[BEGIN Rows]

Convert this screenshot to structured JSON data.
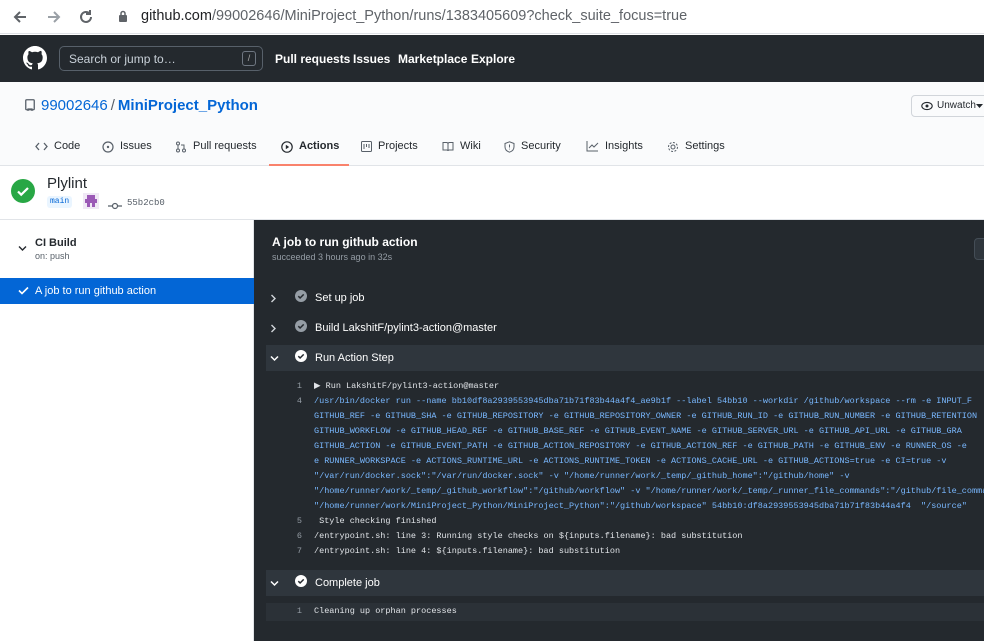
{
  "browser": {
    "url_host": "github.com",
    "url_path": "/99002646/MiniProject_Python/runs/1383405609?check_suite_focus=true"
  },
  "header": {
    "search_placeholder": "Search or jump to…",
    "search_key": "/",
    "nav": [
      "Pull requests",
      "Issues",
      "Marketplace",
      "Explore"
    ]
  },
  "repo": {
    "owner": "99002646",
    "separator": "/",
    "name": "MiniProject_Python",
    "unwatch_label": "Unwatch",
    "tabs": [
      {
        "label": "Code",
        "icon": "code-icon"
      },
      {
        "label": "Issues",
        "icon": "issue-icon"
      },
      {
        "label": "Pull requests",
        "icon": "pull-request-icon"
      },
      {
        "label": "Actions",
        "icon": "play-icon",
        "selected": true
      },
      {
        "label": "Projects",
        "icon": "project-icon"
      },
      {
        "label": "Wiki",
        "icon": "book-icon"
      },
      {
        "label": "Security",
        "icon": "shield-icon"
      },
      {
        "label": "Insights",
        "icon": "graph-icon"
      },
      {
        "label": "Settings",
        "icon": "gear-icon"
      }
    ]
  },
  "run": {
    "title": "Plylint",
    "branch": "main",
    "commit": "55b2cb0"
  },
  "sidebar": {
    "workflow": "CI Build",
    "trigger": "on: push",
    "job": "A job to run github action"
  },
  "job": {
    "title": "A job to run github action",
    "status": "succeeded 3 hours ago in 32s",
    "steps": {
      "setup": "Set up job",
      "build": "Build LakshitF/pylint3-action@master",
      "run": "Run Action Step",
      "complete": "Complete job"
    },
    "run_log": [
      {
        "n": "1",
        "t": "▶ Run LakshitF/pylint3-action@master",
        "cmd": false
      },
      {
        "n": "4",
        "t": "/usr/bin/docker run --name bb10df8a2939553945dba71b71f83b44a4f4_ae9b1f --label 54bb10 --workdir /github/workspace --rm -e INPUT_F",
        "cmd": true
      },
      {
        "n": "",
        "t": "GITHUB_REF -e GITHUB_SHA -e GITHUB_REPOSITORY -e GITHUB_REPOSITORY_OWNER -e GITHUB_RUN_ID -e GITHUB_RUN_NUMBER -e GITHUB_RETENTION",
        "cmd": true
      },
      {
        "n": "",
        "t": "GITHUB_WORKFLOW -e GITHUB_HEAD_REF -e GITHUB_BASE_REF -e GITHUB_EVENT_NAME -e GITHUB_SERVER_URL -e GITHUB_API_URL -e GITHUB_GRA",
        "cmd": true
      },
      {
        "n": "",
        "t": "GITHUB_ACTION -e GITHUB_EVENT_PATH -e GITHUB_ACTION_REPOSITORY -e GITHUB_ACTION_REF -e GITHUB_PATH -e GITHUB_ENV -e RUNNER_OS -e",
        "cmd": true
      },
      {
        "n": "",
        "t": "e RUNNER_WORKSPACE -e ACTIONS_RUNTIME_URL -e ACTIONS_RUNTIME_TOKEN -e ACTIONS_CACHE_URL -e GITHUB_ACTIONS=true -e CI=true -v",
        "cmd": true
      },
      {
        "n": "",
        "t": "\"/var/run/docker.sock\":\"/var/run/docker.sock\" -v \"/home/runner/work/_temp/_github_home\":\"/github/home\" -v",
        "cmd": true
      },
      {
        "n": "",
        "t": "\"/home/runner/work/_temp/_github_workflow\":\"/github/workflow\" -v \"/home/runner/work/_temp/_runner_file_commands\":\"/github/file_comma",
        "cmd": true
      },
      {
        "n": "",
        "t": "\"/home/runner/work/MiniProject_Python/MiniProject_Python\":\"/github/workspace\" 54bb10:df8a2939553945dba71b71f83b44a4f4  \"/source\"",
        "cmd": true
      },
      {
        "n": "5",
        "t": " Style checking finished",
        "cmd": false
      },
      {
        "n": "6",
        "t": "/entrypoint.sh: line 3: Running style checks on ${inputs.filename}: bad substitution",
        "cmd": false
      },
      {
        "n": "7",
        "t": "/entrypoint.sh: line 4: ${inputs.filename}: bad substitution",
        "cmd": false
      }
    ],
    "complete_log": [
      {
        "n": "1",
        "t": "Cleaning up orphan processes"
      }
    ]
  },
  "colors": {
    "success": "#28a745",
    "accent": "#0366d6",
    "header_bg": "#24292e",
    "tab_underline": "#f9826c"
  }
}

[END Rows]

Task instructions ▸ Search the data for "filename". Copy every line that has it.

Output below ▸
        "t": "/entrypoint.sh: line 3: Running style checks on ${inputs.filename}: bad substitution",
        "t": "/entrypoint.sh: line 4: ${inputs.filename}: bad substitution",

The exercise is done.